### Instructions to follow
Restate the records that follow word for word; no pictures should appear.

** start Supplied material **

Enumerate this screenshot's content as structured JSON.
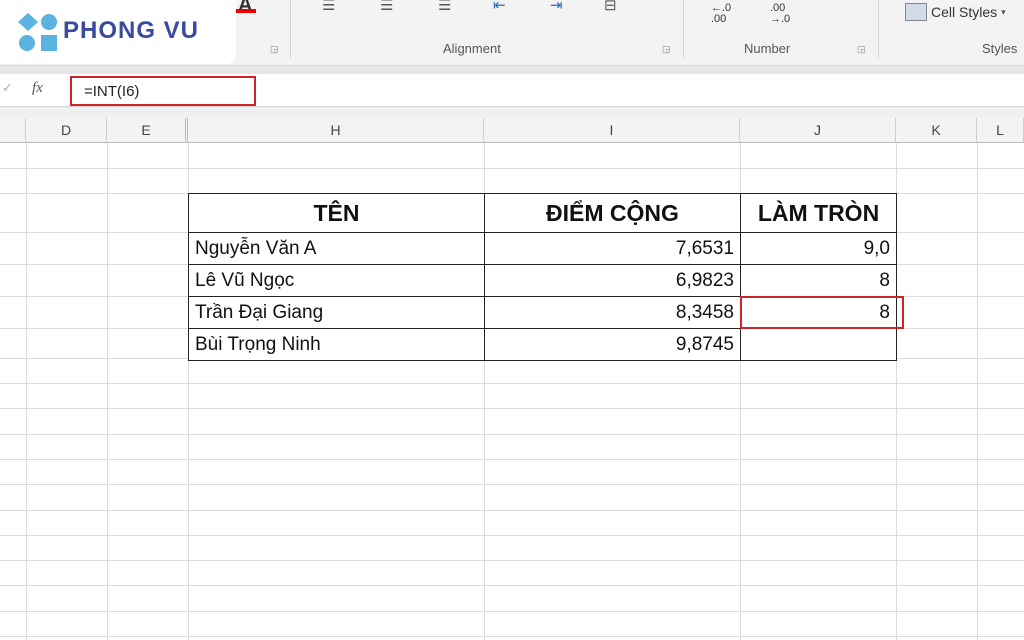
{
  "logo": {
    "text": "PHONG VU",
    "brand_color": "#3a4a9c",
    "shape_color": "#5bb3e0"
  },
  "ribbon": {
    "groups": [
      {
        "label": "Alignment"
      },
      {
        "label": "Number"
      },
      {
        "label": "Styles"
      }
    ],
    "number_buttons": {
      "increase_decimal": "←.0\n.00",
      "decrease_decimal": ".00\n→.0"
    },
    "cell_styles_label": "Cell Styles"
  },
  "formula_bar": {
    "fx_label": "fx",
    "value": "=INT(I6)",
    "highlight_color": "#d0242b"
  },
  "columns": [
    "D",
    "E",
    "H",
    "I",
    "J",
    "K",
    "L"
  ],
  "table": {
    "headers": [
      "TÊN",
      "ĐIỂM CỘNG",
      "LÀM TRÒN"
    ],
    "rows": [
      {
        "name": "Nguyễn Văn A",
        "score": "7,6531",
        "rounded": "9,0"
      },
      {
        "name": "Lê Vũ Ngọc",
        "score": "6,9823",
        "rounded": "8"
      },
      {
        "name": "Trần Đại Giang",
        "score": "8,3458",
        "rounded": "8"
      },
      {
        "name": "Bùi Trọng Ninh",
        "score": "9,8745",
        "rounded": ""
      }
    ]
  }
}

** end Supplied material **

### Task response
Enumerate this screenshot's content as structured JSON.
{
  "logo": {
    "text": "PHONG VU",
    "brand_color": "#3a4a9c",
    "shape_color": "#5bb3e0"
  },
  "ribbon": {
    "groups": [
      {
        "label": "Alignment"
      },
      {
        "label": "Number"
      },
      {
        "label": "Styles"
      }
    ],
    "number_buttons": {
      "increase_decimal": "←.0\n.00",
      "decrease_decimal": ".00\n→.0"
    },
    "cell_styles_label": "Cell Styles"
  },
  "formula_bar": {
    "fx_label": "fx",
    "value": "=INT(I6)",
    "highlight_color": "#d0242b"
  },
  "columns": [
    "D",
    "E",
    "H",
    "I",
    "J",
    "K",
    "L"
  ],
  "table": {
    "headers": [
      "TÊN",
      "ĐIỂM CỘNG",
      "LÀM TRÒN"
    ],
    "rows": [
      {
        "name": "Nguyễn Văn A",
        "score": "7,6531",
        "rounded": "9,0"
      },
      {
        "name": "Lê Vũ Ngọc",
        "score": "6,9823",
        "rounded": "8"
      },
      {
        "name": "Trần Đại Giang",
        "score": "8,3458",
        "rounded": "8"
      },
      {
        "name": "Bùi Trọng Ninh",
        "score": "9,8745",
        "rounded": ""
      }
    ]
  }
}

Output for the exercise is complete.